Problem description:
In the records below, which lines include "Nevada"? Copy them.

+++ Source information

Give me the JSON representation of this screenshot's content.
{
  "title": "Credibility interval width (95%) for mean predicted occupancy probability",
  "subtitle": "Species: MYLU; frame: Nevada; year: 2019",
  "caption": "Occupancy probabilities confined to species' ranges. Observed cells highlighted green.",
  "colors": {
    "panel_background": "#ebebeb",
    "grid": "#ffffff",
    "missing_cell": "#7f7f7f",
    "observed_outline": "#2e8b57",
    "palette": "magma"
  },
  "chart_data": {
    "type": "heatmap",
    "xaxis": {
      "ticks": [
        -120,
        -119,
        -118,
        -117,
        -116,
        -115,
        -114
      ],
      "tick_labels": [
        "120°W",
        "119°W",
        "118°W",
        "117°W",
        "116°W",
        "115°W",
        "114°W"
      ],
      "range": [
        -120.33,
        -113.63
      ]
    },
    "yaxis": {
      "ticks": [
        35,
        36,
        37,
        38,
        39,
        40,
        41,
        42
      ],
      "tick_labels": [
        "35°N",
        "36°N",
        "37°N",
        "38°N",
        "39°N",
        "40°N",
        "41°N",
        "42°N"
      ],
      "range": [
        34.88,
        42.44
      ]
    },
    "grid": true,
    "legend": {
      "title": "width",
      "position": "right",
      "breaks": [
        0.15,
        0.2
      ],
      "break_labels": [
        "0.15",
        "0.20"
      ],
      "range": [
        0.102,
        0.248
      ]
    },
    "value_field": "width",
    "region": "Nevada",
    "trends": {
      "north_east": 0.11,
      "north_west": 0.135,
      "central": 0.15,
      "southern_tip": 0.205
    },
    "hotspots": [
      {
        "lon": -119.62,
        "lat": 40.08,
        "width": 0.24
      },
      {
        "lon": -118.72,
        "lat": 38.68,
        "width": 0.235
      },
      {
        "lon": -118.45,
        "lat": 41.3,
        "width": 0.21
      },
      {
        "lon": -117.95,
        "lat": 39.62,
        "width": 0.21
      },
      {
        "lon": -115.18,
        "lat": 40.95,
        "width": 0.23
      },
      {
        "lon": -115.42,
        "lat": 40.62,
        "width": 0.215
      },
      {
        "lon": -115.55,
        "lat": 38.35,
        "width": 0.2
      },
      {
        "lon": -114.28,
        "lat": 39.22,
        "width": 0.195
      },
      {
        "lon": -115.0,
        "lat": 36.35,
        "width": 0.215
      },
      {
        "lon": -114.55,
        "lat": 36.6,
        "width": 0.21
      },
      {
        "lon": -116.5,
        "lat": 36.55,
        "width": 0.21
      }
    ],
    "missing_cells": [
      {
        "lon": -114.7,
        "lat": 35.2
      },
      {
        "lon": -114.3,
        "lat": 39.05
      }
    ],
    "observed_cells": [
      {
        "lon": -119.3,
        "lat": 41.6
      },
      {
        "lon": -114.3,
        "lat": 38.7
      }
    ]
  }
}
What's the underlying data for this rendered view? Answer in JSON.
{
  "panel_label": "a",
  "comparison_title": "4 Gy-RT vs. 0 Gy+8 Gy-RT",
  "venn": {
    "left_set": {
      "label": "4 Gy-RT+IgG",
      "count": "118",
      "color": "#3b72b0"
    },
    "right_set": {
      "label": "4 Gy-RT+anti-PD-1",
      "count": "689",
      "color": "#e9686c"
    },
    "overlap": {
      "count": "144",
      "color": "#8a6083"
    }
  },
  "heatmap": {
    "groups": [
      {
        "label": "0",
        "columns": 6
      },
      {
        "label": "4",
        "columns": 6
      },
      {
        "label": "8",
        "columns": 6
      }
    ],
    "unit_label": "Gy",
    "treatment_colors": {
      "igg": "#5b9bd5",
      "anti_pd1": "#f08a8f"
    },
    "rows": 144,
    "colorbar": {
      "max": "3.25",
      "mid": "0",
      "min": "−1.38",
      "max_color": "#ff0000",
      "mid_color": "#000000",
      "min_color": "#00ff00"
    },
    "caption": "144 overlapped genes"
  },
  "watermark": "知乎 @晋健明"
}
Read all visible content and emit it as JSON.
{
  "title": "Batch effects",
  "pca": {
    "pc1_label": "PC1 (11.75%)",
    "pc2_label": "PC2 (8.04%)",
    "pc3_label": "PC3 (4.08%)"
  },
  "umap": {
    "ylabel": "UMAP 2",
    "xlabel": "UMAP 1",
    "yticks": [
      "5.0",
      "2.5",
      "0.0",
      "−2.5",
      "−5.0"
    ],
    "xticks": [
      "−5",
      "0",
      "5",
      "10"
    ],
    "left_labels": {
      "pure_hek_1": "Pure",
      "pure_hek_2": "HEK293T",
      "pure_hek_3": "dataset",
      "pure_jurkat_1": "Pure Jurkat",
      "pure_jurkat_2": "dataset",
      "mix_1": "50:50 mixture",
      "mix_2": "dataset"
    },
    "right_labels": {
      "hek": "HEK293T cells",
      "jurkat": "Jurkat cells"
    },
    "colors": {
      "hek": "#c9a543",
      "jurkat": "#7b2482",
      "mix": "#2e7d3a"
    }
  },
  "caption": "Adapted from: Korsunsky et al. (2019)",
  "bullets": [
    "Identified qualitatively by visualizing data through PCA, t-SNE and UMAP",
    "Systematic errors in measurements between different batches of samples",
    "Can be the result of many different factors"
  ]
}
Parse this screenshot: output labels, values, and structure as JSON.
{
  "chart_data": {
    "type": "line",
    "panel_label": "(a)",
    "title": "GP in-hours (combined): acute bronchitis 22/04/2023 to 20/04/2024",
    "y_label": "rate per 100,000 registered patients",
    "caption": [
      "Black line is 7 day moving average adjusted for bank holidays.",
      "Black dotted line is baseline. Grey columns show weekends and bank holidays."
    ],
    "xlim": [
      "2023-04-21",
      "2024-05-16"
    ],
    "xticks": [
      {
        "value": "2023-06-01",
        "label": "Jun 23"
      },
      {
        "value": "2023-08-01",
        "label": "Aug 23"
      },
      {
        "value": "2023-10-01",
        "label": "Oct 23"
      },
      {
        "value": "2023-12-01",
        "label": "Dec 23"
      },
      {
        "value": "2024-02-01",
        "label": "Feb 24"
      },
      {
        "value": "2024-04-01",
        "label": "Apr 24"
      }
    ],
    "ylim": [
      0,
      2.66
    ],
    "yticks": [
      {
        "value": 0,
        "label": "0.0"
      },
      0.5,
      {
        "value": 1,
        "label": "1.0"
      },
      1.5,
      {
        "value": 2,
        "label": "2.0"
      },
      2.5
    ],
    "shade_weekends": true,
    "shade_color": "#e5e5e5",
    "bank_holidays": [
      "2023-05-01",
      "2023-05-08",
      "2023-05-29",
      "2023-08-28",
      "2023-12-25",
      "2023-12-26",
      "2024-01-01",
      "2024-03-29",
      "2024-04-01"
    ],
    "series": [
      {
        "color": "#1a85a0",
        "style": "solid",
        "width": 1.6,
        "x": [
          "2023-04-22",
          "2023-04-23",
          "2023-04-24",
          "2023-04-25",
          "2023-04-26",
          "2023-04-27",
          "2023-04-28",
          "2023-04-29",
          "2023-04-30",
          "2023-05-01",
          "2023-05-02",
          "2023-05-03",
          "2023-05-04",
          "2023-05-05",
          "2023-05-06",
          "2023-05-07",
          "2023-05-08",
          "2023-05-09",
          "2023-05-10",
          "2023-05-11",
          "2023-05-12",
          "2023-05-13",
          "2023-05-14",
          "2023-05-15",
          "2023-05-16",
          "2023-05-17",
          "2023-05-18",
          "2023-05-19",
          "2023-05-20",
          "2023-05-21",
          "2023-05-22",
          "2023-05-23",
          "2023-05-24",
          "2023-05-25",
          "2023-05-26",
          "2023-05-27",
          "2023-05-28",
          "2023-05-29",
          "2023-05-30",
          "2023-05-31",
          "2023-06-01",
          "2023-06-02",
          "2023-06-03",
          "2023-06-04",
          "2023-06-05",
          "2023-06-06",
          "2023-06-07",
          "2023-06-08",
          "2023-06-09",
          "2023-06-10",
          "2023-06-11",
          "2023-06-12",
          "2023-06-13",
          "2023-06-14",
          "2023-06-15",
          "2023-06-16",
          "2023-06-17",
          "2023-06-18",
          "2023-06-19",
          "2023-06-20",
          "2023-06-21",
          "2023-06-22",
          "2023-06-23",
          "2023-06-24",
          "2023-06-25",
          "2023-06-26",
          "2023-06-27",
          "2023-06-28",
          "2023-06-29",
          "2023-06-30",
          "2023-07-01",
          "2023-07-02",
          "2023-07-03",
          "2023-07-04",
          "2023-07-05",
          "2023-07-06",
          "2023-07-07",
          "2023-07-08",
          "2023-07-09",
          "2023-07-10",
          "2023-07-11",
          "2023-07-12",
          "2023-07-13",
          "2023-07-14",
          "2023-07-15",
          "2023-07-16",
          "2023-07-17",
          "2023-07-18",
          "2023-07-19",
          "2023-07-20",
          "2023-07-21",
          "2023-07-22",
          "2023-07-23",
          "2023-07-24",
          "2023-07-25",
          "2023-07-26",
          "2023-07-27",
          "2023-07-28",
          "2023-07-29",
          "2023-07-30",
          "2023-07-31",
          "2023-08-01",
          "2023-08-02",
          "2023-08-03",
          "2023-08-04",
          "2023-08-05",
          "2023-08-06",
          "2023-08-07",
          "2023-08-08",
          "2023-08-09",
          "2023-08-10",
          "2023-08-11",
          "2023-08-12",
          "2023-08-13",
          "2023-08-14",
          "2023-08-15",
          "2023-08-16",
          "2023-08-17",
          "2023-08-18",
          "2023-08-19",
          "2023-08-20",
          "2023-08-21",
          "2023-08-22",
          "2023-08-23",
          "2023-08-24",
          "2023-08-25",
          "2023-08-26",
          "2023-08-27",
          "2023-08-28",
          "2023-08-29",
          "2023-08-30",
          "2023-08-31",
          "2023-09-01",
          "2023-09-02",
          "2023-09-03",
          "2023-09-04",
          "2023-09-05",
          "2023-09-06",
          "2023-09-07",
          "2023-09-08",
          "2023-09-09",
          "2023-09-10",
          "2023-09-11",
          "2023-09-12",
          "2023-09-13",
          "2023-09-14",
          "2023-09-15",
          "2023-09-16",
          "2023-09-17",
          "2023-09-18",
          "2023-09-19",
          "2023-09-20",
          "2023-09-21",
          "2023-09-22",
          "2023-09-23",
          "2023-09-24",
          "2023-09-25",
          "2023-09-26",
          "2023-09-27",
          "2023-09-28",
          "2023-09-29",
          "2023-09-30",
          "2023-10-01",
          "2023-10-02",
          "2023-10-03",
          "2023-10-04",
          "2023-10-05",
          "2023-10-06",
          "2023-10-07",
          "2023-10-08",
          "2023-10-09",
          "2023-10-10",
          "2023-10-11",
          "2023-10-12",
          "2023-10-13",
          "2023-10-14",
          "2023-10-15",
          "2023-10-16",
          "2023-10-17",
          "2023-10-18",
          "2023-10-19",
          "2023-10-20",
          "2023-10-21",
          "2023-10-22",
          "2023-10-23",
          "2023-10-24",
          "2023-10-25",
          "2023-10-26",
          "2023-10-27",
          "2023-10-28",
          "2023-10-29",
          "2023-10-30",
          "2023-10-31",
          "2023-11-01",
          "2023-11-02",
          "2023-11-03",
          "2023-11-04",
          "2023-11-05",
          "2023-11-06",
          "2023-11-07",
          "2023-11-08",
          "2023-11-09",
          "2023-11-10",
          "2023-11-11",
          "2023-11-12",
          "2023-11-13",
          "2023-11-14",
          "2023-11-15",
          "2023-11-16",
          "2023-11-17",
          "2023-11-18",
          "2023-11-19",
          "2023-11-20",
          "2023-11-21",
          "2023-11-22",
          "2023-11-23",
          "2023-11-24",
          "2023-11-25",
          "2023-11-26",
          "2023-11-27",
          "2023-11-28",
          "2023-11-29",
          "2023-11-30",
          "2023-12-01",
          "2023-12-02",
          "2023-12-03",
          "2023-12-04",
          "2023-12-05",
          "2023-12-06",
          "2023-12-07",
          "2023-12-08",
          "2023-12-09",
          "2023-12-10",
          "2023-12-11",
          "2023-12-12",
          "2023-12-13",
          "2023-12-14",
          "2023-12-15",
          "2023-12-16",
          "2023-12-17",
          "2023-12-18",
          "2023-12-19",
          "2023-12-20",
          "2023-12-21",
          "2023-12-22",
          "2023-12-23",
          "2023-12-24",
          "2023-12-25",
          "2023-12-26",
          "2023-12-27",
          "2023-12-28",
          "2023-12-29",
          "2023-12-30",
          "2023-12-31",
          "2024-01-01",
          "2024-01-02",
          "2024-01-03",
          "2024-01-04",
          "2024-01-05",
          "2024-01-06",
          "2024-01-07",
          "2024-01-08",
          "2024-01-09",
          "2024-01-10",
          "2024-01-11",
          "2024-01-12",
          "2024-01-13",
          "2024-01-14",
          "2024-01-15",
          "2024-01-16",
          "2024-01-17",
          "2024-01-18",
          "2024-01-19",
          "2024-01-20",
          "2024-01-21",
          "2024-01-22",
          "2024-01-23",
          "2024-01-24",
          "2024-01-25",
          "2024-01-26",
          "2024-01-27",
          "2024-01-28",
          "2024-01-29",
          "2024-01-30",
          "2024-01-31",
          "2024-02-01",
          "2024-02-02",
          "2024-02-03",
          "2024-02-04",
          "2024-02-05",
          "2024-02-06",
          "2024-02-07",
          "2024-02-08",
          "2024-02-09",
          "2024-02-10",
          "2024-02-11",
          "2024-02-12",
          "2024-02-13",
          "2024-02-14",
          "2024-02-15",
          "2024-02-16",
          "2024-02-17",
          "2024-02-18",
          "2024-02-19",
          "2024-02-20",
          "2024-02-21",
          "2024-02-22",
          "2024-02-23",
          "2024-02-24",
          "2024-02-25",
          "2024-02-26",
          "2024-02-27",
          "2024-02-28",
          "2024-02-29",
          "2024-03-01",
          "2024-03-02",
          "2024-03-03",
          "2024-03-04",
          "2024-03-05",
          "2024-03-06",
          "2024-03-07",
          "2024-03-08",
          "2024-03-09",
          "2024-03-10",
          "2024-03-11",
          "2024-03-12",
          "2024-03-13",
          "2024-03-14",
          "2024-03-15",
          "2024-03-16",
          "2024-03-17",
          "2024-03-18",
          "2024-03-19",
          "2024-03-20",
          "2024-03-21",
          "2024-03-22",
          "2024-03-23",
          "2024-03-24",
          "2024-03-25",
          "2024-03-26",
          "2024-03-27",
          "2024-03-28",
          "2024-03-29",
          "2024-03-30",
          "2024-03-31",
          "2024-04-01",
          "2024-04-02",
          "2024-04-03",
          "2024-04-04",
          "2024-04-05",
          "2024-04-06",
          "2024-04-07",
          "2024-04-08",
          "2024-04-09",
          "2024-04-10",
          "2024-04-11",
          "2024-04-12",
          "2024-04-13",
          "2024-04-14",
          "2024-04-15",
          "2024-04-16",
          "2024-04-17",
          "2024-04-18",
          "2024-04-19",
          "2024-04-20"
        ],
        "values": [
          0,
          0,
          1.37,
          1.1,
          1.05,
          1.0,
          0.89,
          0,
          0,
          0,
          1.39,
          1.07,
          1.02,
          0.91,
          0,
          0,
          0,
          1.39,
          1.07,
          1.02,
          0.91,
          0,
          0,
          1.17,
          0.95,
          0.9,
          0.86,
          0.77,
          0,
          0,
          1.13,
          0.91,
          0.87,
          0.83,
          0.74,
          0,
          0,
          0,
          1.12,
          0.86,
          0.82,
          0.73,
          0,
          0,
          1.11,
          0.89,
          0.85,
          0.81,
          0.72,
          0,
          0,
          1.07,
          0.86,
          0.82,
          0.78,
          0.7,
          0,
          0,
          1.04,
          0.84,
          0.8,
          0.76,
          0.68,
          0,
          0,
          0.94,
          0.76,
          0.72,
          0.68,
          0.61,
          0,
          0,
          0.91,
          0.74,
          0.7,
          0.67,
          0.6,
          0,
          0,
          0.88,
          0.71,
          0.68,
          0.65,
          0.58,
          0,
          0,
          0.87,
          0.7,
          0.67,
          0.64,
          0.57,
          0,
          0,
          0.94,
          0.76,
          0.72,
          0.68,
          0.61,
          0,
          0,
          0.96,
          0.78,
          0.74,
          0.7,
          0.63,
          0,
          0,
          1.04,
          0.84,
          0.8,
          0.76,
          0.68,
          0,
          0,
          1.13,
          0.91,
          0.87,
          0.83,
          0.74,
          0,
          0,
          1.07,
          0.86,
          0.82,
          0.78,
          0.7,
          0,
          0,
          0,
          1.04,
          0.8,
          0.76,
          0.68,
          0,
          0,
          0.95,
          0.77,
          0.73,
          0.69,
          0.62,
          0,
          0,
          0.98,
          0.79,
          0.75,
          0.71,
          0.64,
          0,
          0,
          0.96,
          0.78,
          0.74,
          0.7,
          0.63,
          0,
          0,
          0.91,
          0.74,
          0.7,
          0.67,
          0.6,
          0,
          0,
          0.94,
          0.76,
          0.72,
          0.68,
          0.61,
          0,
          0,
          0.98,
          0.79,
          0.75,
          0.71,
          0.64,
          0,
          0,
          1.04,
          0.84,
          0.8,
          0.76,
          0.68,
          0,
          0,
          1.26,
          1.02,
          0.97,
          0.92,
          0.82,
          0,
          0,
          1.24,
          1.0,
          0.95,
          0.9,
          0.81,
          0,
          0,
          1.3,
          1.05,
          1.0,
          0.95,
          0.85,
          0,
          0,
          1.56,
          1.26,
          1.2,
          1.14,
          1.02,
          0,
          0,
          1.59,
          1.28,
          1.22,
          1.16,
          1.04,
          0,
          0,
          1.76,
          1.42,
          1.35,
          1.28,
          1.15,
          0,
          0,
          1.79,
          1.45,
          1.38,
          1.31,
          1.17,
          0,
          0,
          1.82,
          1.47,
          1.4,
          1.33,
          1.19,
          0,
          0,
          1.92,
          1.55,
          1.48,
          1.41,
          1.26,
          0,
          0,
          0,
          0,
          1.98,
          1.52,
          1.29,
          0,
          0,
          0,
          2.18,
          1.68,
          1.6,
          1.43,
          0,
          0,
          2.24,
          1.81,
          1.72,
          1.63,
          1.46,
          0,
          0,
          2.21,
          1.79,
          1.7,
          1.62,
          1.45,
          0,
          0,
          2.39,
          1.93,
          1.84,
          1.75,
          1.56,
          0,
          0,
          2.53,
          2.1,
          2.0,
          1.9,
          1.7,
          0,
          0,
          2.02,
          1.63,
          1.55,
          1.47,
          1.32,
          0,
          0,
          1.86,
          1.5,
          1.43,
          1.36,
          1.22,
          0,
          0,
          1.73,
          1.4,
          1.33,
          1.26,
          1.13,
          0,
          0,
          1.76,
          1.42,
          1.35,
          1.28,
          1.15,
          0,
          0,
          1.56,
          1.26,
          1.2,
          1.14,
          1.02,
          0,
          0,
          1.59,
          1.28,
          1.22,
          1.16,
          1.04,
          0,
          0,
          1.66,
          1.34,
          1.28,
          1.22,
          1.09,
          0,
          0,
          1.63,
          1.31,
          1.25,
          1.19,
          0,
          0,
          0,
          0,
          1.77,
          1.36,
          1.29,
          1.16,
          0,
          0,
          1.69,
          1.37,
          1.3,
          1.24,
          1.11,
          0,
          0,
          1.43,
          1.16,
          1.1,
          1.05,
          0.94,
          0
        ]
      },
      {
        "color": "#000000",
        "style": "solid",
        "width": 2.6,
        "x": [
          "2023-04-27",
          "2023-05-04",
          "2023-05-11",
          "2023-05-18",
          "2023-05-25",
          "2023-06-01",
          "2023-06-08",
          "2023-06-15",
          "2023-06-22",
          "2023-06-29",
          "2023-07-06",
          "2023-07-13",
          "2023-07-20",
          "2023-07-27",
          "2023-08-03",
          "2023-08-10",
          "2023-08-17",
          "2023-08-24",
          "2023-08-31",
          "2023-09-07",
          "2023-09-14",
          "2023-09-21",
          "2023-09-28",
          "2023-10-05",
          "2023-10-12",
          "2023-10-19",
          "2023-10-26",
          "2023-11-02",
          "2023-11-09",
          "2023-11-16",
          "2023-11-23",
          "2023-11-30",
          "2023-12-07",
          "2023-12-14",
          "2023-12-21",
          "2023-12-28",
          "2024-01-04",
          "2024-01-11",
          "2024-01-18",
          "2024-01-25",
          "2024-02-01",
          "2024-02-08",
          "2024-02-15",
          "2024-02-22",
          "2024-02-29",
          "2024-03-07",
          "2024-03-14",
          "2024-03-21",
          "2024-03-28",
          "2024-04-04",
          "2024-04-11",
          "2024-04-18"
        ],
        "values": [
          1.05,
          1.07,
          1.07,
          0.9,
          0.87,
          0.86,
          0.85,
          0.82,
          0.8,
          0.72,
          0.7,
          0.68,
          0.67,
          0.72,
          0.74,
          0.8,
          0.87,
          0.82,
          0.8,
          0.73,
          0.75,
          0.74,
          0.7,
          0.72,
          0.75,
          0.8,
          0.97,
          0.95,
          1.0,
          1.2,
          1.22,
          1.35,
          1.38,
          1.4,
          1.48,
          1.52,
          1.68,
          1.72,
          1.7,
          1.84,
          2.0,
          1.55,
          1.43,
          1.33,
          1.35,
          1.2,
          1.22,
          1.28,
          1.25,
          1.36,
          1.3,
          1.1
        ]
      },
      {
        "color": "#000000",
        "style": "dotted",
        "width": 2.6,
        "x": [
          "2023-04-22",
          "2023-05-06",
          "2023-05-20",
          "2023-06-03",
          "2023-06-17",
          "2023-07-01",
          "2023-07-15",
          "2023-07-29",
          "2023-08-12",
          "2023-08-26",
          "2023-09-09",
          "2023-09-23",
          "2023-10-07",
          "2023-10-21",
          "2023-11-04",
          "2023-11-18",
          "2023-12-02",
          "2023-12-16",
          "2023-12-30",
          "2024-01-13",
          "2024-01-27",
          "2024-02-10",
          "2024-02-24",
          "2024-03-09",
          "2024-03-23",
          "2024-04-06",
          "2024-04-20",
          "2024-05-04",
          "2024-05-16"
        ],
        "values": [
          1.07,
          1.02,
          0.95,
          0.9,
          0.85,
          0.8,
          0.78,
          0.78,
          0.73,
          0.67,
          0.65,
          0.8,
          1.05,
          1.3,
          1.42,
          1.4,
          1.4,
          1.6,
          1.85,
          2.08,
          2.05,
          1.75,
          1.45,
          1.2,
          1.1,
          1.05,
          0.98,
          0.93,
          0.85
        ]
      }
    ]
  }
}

++++++

Task answer:
  "subtitle": "Species: MYLU; frame: Nevada; year: 2019",
    "region": "Nevada",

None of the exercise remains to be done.